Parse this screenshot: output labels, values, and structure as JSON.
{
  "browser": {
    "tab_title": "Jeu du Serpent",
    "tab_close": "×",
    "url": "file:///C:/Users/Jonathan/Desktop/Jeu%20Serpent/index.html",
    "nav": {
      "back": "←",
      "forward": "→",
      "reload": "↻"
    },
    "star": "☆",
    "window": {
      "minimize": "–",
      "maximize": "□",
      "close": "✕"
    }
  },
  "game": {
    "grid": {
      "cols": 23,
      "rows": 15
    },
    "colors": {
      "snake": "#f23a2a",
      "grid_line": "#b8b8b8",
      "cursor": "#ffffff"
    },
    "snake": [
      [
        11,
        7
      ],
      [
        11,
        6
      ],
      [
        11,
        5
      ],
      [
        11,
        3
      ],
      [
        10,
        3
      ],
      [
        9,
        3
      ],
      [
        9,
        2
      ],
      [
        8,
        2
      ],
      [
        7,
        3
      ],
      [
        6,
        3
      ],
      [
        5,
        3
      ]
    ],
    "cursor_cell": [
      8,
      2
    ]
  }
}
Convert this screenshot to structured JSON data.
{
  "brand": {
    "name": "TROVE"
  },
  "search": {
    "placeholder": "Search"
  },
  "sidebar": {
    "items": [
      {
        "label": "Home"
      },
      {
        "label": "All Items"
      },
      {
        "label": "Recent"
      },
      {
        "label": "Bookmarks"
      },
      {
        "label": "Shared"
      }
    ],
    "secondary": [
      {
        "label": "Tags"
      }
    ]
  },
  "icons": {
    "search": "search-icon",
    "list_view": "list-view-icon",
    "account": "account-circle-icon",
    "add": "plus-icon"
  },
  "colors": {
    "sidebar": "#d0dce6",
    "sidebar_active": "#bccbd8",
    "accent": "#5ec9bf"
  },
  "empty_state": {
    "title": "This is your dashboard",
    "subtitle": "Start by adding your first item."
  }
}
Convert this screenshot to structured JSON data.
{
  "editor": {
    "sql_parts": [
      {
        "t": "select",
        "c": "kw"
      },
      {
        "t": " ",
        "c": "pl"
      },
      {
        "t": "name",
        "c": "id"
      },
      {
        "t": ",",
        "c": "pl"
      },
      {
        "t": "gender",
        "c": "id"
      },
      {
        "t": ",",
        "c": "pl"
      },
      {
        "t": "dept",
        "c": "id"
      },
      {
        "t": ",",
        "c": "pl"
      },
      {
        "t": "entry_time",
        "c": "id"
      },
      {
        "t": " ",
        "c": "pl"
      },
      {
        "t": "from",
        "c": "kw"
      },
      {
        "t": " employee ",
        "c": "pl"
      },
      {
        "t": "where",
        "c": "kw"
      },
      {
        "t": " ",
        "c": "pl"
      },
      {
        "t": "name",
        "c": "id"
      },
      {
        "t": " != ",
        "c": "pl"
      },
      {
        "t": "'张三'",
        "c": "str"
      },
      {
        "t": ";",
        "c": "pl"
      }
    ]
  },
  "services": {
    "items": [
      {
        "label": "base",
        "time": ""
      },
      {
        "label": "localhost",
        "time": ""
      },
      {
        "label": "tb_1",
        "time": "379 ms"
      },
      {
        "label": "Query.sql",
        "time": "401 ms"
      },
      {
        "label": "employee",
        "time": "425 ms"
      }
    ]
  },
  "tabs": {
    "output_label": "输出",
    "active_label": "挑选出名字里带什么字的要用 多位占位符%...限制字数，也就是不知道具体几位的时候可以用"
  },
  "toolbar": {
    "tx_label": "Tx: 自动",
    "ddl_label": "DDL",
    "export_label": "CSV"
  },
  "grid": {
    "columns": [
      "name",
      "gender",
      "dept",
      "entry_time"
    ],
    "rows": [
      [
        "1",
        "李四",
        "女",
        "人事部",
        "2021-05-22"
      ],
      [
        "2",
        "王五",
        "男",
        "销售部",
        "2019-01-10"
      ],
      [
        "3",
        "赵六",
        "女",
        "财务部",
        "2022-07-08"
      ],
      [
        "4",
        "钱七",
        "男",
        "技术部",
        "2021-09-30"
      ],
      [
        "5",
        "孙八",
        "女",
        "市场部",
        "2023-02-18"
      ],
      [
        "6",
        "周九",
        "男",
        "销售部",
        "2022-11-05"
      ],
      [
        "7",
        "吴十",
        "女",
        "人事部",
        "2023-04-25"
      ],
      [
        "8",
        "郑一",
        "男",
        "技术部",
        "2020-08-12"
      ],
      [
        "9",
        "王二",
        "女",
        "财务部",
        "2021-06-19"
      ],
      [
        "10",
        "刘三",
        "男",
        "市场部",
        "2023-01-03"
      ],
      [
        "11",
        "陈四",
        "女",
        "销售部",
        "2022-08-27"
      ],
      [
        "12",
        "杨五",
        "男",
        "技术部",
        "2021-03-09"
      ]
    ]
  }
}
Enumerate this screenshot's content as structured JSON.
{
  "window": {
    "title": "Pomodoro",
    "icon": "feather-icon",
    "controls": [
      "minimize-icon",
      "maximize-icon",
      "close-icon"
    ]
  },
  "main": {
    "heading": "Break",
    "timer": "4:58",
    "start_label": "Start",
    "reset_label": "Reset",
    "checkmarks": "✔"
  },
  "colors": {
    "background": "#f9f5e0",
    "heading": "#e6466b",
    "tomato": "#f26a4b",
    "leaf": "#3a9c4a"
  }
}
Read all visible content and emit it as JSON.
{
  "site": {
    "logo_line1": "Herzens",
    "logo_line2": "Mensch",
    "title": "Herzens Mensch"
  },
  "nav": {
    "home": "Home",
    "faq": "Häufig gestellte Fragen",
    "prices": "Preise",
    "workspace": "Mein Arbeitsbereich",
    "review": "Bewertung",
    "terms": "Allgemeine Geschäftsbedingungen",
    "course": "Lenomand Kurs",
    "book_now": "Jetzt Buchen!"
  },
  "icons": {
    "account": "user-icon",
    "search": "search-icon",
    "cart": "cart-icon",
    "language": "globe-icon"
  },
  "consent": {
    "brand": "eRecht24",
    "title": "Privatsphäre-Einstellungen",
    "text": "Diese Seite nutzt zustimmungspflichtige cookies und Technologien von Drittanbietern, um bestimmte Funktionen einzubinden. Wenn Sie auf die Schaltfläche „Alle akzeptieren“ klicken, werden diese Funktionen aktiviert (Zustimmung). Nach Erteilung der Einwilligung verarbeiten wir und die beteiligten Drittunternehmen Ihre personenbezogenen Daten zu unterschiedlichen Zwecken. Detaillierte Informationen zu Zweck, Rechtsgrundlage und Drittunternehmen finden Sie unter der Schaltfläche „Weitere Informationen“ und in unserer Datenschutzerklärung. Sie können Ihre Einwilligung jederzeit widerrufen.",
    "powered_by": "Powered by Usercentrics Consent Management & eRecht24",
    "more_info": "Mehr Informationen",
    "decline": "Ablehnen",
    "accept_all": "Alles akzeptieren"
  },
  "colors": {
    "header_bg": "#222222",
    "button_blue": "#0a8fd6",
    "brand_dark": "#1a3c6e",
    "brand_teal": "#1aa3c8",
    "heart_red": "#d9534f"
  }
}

━━━━━━━━━━━━━━━━━━━━

__Direction__
Produce a verbatim transcription of the entries above.

__Final result__
Parse this screenshot: output labels, values, and structure as JSON.
{
  "browser": {
    "tab_title": "Jeu du Serpent",
    "tab_close": "×",
    "url": "file:///C:/Users/Jonathan/Desktop/Jeu%20Serpent/index.html",
    "nav": {
      "back": "←",
      "forward": "→",
      "reload": "↻"
    },
    "star": "☆",
    "window": {
      "minimize": "–",
      "maximize": "□",
      "close": "✕"
    }
  },
  "game": {
    "grid": {
      "cols": 23,
      "rows": 15
    },
    "colors": {
      "snake": "#f23a2a",
      "grid_line": "#b8b8b8",
      "cursor": "#ffffff"
    },
    "snake": [
      [
        11,
        7
      ],
      [
        11,
        6
      ],
      [
        11,
        5
      ],
      [
        11,
        3
      ],
      [
        10,
        3
      ],
      [
        9,
        3
      ],
      [
        9,
        2
      ],
      [
        8,
        2
      ],
      [
        7,
        3
      ],
      [
        6,
        3
      ],
      [
        5,
        3
      ]
    ],
    "cursor_cell": [
      8,
      2
    ]
  }
}
Convert this screenshot to structured JSON data.
{
  "brand": {
    "name": "TROVE"
  },
  "search": {
    "placeholder": "Search"
  },
  "sidebar": {
    "items": [
      {
        "label": "Home"
      },
      {
        "label": "All Items"
      },
      {
        "label": "Recent"
      },
      {
        "label": "Bookmarks"
      },
      {
        "label": "Shared"
      }
    ],
    "secondary": [
      {
        "label": "Tags"
      }
    ]
  },
  "icons": {
    "search": "search-icon",
    "list_view": "list-view-icon",
    "account": "account-circle-icon",
    "add": "plus-icon"
  },
  "colors": {
    "sidebar": "#d0dce6",
    "sidebar_active": "#bccbd8",
    "accent": "#5ec9bf"
  },
  "empty_state": {
    "title": "This is your dashboard",
    "subtitle": "Start by adding your first item."
  }
}
Convert this screenshot to structured JSON data.
{
  "editor": {
    "sql_parts": [
      {
        "t": "select",
        "c": "kw"
      },
      {
        "t": " ",
        "c": "pl"
      },
      {
        "t": "name",
        "c": "id"
      },
      {
        "t": ",",
        "c": "pl"
      },
      {
        "t": "gender",
        "c": "id"
      },
      {
        "t": ",",
        "c": "pl"
      },
      {
        "t": "dept",
        "c": "id"
      },
      {
        "t": ",",
        "c": "pl"
      },
      {
        "t": "entry_time",
        "c": "id"
      },
      {
        "t": " ",
        "c": "pl"
      },
      {
        "t": "from",
        "c": "kw"
      },
      {
        "t": " employee ",
        "c": "pl"
      },
      {
        "t": "where",
        "c": "kw"
      },
      {
        "t": " ",
        "c": "pl"
      },
      {
        "t": "name",
        "c": "id"
      },
      {
        "t": " != ",
        "c": "pl"
      },
      {
        "t": "'张三'",
        "c": "str"
      },
      {
        "t": ";",
        "c": "pl"
      }
    ]
  },
  "services": {
    "items": [
      {
        "label": "base",
        "time": ""
      },
      {
        "label": "localhost",
        "time": ""
      },
      {
        "label": "tb_1",
        "time": "379 ms"
      },
      {
        "label": "Query.sql",
        "time": "401 ms"
      },
      {
        "label": "employee",
        "time": "425 ms"
      }
    ]
  },
  "tabs": {
    "output_label": "输出",
    "active_label": "挑选出名字里带什么字的要用 多位占位符%...限制字数，也就是不知道具体几位的时候可以用"
  },
  "toolbar": {
    "tx_label": "Tx: 自动",
    "ddl_label": "DDL",
    "export_label": "CSV"
  },
  "grid": {
    "columns": [
      "name",
      "gender",
      "dept",
      "entry_time"
    ],
    "rows": [
      [
        "1",
        "李四",
        "女",
        "人事部",
        "2021-05-22"
      ],
      [
        "2",
        "王五",
        "男",
        "销售部",
        "2019-01-10"
      ],
      [
        "3",
        "赵六",
        "女",
        "财务部",
        "2022-07-08"
      ],
      [
        "4",
        "钱七",
        "男",
        "技术部",
        "2021-09-30"
      ],
      [
        "5",
        "孙八",
        "女",
        "市场部",
        "2023-02-18"
      ],
      [
        "6",
        "周九",
        "男",
        "销售部",
        "2022-11-05"
      ],
      [
        "7",
        "吴十",
        "女",
        "人事部",
        "2023-04-25"
      ],
      [
        "8",
        "郑一",
        "男",
        "技术部",
        "2020-08-12"
      ],
      [
        "9",
        "王二",
        "女",
        "财务部",
        "2021-06-19"
      ],
      [
        "10",
        "刘三",
        "男",
        "市场部",
        "2023-01-03"
      ],
      [
        "11",
        "陈四",
        "女",
        "销售部",
        "2022-08-27"
      ],
      [
        "12",
        "杨五",
        "男",
        "技术部",
        "2021-03-09"
      ]
    ]
  }
}
Enumerate this screenshot's content as structured JSON.
{
  "window": {
    "title": "Pomodoro",
    "icon": "feather-icon",
    "controls": [
      "minimize-icon",
      "maximize-icon",
      "close-icon"
    ]
  },
  "main": {
    "heading": "Break",
    "timer": "4:58",
    "start_label": "Start",
    "reset_label": "Reset",
    "checkmarks": "✔"
  },
  "colors": {
    "background": "#f9f5e0",
    "heading": "#e6466b",
    "tomato": "#f26a4b",
    "leaf": "#3a9c4a"
  }
}
Read all visible content and emit it as JSON.
{
  "site": {
    "logo_line1": "Herzens",
    "logo_line2": "Mensch",
    "title": "Herzens Mensch"
  },
  "nav": {
    "home": "Home",
    "faq": "Häufig gestellte Fragen",
    "prices": "Preise",
    "workspace": "Mein Arbeitsbereich",
    "review": "Bewertung",
    "terms": "Allgemeine Geschäftsbedingungen",
    "course": "Lenomand Kurs",
    "book_now": "Jetzt Buchen!"
  },
  "icons": {
    "account": "user-icon",
    "search": "search-icon",
    "cart": "cart-icon",
    "language": "globe-icon"
  },
  "consent": {
    "brand": "eRecht24",
    "title": "Privatsphäre-Einstellungen",
    "text": "Diese Seite nutzt zustimmungspflichtige cookies und Technologien von Drittanbietern, um bestimmte Funktionen einzubinden. Wenn Sie auf die Schaltfläche „Alle akzeptieren“ klicken, werden diese Funktionen aktiviert (Zustimmung). Nach Erteilung der Einwilligung verarbeiten wir und die beteiligten Drittunternehmen Ihre personenbezogenen Daten zu unterschiedlichen Zwecken. Detaillierte Informationen zu Zweck, Rechtsgrundlage und Drittunternehmen finden Sie unter der Schaltfläche „Weitere Informationen“ und in unserer Datenschutzerklärung. Sie können Ihre Einwilligung jederzeit widerrufen.",
    "powered_by": "Powered by Usercentrics Consent Management & eRecht24",
    "more_info": "Mehr Informationen",
    "decline": "Ablehnen",
    "accept_all": "Alles akzeptieren"
  },
  "colors": {
    "header_bg": "#222222",
    "button_blue": "#0a8fd6",
    "brand_dark": "#1a3c6e",
    "brand_teal": "#1aa3c8",
    "heart_red": "#d9534f"
  }
}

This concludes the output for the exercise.